TASK DIRECTIONS: Look through the records below, and copy out every line that holds the string "https".

LISTED RECORDS:
————————

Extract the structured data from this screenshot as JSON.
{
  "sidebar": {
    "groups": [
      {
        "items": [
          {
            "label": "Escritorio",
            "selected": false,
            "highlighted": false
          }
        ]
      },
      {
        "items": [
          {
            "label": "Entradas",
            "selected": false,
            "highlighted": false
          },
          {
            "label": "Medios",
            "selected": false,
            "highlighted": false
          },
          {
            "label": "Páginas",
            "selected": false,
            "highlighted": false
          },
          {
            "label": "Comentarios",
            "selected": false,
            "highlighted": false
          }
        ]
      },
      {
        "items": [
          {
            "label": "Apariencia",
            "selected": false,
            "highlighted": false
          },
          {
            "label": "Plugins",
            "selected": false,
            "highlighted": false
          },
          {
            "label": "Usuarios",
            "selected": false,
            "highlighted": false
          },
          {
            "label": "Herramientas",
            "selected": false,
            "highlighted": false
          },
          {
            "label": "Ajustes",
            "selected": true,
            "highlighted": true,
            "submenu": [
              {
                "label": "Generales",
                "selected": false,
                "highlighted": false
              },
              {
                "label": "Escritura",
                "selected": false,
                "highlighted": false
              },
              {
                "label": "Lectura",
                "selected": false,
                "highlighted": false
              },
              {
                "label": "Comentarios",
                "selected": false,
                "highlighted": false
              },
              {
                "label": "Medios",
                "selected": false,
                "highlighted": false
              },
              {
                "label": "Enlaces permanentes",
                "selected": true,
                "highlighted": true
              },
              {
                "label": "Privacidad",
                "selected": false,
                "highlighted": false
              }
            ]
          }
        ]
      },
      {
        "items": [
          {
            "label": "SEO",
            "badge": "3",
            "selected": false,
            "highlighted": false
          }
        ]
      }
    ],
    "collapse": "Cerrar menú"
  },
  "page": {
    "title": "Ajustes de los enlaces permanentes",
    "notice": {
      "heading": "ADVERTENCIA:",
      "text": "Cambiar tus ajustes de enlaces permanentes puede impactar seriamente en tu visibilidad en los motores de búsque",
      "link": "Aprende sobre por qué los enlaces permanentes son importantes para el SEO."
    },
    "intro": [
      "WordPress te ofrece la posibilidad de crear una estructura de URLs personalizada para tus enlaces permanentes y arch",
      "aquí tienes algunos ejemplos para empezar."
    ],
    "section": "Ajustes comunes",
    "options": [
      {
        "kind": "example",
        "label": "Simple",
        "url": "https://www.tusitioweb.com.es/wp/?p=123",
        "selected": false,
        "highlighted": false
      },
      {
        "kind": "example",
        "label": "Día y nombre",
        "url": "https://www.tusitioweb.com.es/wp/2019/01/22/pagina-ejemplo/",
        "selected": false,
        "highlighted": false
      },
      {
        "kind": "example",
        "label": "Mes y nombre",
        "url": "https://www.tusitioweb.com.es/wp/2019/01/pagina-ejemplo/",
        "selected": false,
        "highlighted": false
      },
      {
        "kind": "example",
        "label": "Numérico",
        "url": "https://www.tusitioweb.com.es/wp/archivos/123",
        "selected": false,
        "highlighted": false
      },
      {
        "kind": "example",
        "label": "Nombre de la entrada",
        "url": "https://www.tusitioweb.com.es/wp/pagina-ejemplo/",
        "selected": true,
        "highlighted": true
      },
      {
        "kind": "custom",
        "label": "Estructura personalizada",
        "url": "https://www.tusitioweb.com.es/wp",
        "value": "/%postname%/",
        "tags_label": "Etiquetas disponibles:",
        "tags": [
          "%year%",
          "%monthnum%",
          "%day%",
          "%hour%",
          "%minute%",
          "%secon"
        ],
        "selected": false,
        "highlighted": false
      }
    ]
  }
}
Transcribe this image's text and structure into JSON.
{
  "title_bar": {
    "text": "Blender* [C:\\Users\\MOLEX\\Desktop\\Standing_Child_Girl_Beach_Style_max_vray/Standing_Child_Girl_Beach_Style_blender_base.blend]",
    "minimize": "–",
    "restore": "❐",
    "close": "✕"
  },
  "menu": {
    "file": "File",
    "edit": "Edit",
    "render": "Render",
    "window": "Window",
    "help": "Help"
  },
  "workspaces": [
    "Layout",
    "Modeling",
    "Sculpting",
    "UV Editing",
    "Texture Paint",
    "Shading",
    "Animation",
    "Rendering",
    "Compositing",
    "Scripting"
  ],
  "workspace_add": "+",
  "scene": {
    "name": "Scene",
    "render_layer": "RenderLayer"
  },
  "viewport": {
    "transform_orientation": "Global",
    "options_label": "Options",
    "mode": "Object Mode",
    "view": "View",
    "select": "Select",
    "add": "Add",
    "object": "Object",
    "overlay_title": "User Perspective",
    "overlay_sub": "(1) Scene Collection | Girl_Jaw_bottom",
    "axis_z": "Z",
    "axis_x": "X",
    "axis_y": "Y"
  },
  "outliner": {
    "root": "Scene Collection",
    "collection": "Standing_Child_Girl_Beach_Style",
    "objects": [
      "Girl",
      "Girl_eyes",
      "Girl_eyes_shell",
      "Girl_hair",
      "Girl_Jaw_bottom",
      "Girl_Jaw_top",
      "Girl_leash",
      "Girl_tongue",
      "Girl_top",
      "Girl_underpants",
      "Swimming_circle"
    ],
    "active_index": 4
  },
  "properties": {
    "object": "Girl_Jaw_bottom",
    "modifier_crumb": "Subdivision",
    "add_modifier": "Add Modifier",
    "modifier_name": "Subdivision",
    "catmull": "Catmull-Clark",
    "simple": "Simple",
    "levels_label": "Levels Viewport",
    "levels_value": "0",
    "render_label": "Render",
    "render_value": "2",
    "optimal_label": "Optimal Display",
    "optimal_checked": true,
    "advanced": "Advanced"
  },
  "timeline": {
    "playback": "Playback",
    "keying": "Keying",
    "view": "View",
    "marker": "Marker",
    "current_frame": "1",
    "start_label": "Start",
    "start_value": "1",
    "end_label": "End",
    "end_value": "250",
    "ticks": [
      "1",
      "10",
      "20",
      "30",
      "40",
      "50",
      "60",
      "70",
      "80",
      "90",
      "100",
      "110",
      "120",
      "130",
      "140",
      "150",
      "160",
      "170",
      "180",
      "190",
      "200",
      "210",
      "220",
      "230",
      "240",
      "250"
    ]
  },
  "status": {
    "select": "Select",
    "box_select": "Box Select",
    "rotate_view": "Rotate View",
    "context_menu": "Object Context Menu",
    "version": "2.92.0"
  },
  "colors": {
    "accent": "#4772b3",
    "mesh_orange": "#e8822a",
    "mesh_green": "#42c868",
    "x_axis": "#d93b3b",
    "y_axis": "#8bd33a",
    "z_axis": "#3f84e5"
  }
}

————————

ANSWER IN FULL:
        "url": "https://www.tusitioweb.com.es/wp/?p=123",
        "url": "https://www.tusitioweb.com.es/wp/2019/01/22/pagina-ejemplo/",
        "url": "https://www.tusitioweb.com.es/wp/2019/01/pagina-ejemplo/",
        "url": "https://www.tusitioweb.com.es/wp/archivos/123",
        "url": "https://www.tusitioweb.com.es/wp/pagina-ejemplo/",
        "url": "https://www.tusitioweb.com.es/wp",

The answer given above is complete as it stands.